> Exercise brief
Extract the entries in their exact form.

[Data entries]
— BEGIN —

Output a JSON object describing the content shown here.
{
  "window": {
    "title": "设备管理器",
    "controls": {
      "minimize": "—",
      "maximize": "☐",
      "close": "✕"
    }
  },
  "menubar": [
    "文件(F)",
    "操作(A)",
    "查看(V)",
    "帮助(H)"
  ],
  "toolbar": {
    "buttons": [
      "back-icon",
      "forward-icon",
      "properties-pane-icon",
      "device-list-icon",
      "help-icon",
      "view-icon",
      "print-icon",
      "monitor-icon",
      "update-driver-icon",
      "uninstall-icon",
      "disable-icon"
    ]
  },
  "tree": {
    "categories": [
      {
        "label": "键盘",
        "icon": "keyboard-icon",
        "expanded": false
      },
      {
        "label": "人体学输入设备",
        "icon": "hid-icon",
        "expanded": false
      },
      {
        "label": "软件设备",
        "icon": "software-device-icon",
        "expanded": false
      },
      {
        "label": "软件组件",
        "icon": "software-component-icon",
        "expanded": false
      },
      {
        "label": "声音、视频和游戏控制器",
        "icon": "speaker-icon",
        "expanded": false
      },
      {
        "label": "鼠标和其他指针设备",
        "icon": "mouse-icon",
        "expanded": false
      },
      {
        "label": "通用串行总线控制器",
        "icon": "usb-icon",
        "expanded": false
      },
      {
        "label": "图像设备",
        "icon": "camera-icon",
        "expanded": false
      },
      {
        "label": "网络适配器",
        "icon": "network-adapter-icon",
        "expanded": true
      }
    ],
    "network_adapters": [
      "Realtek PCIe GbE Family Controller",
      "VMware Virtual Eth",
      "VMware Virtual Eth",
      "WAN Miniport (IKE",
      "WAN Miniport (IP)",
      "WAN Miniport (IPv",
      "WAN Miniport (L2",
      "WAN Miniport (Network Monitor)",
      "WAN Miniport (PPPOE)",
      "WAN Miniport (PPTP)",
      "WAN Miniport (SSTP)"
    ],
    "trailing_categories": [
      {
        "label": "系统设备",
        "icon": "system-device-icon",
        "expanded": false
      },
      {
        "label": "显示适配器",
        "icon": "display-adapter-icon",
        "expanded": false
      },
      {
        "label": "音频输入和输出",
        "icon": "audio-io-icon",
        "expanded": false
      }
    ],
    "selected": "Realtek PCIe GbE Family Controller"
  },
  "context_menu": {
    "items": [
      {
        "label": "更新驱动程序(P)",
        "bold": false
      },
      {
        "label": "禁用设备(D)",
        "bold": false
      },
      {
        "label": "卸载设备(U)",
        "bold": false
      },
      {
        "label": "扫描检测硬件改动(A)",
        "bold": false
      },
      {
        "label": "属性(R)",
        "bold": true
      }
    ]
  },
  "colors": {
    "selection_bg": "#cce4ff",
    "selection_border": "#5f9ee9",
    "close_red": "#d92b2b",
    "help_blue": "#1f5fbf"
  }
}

— END —

> Correct output
Output a JSON object describing the content shown here.
{
  "window": {
    "title": "设备管理器",
    "controls": {
      "minimize": "—",
      "maximize": "☐",
      "close": "✕"
    }
  },
  "menubar": [
    "文件(F)",
    "操作(A)",
    "查看(V)",
    "帮助(H)"
  ],
  "toolbar": {
    "buttons": [
      "back-icon",
      "forward-icon",
      "properties-pane-icon",
      "device-list-icon",
      "help-icon",
      "view-icon",
      "print-icon",
      "monitor-icon",
      "update-driver-icon",
      "uninstall-icon",
      "disable-icon"
    ]
  },
  "tree": {
    "categories": [
      {
        "label": "键盘",
        "icon": "keyboard-icon",
        "expanded": false
      },
      {
        "label": "人体学输入设备",
        "icon": "hid-icon",
        "expanded": false
      },
      {
        "label": "软件设备",
        "icon": "software-device-icon",
        "expanded": false
      },
      {
        "label": "软件组件",
        "icon": "software-component-icon",
        "expanded": false
      },
      {
        "label": "声音、视频和游戏控制器",
        "icon": "speaker-icon",
        "expanded": false
      },
      {
        "label": "鼠标和其他指针设备",
        "icon": "mouse-icon",
        "expanded": false
      },
      {
        "label": "通用串行总线控制器",
        "icon": "usb-icon",
        "expanded": false
      },
      {
        "label": "图像设备",
        "icon": "camera-icon",
        "expanded": false
      },
      {
        "label": "网络适配器",
        "icon": "network-adapter-icon",
        "expanded": true
      }
    ],
    "network_adapters": [
      "Realtek PCIe GbE Family Controller",
      "VMware Virtual Eth",
      "VMware Virtual Eth",
      "WAN Miniport (IKE",
      "WAN Miniport (IP)",
      "WAN Miniport (IPv",
      "WAN Miniport (L2",
      "WAN Miniport (Network Monitor)",
      "WAN Miniport (PPPOE)",
      "WAN Miniport (PPTP)",
      "WAN Miniport (SSTP)"
    ],
    "trailing_categories": [
      {
        "label": "系统设备",
        "icon": "system-device-icon",
        "expanded": false
      },
      {
        "label": "显示适配器",
        "icon": "display-adapter-icon",
        "expanded": false
      },
      {
        "label": "音频输入和输出",
        "icon": "audio-io-icon",
        "expanded": false
      }
    ],
    "selected": "Realtek PCIe GbE Family Controller"
  },
  "context_menu": {
    "items": [
      {
        "label": "更新驱动程序(P)",
        "bold": false
      },
      {
        "label": "禁用设备(D)",
        "bold": false
      },
      {
        "label": "卸载设备(U)",
        "bold": false
      },
      {
        "label": "扫描检测硬件改动(A)",
        "bold": false
      },
      {
        "label": "属性(R)",
        "bold": true
      }
    ]
  },
  "colors": {
    "selection_bg": "#cce4ff",
    "selection_border": "#5f9ee9",
    "close_red": "#d92b2b",
    "help_blue": "#1f5fbf"
  }
}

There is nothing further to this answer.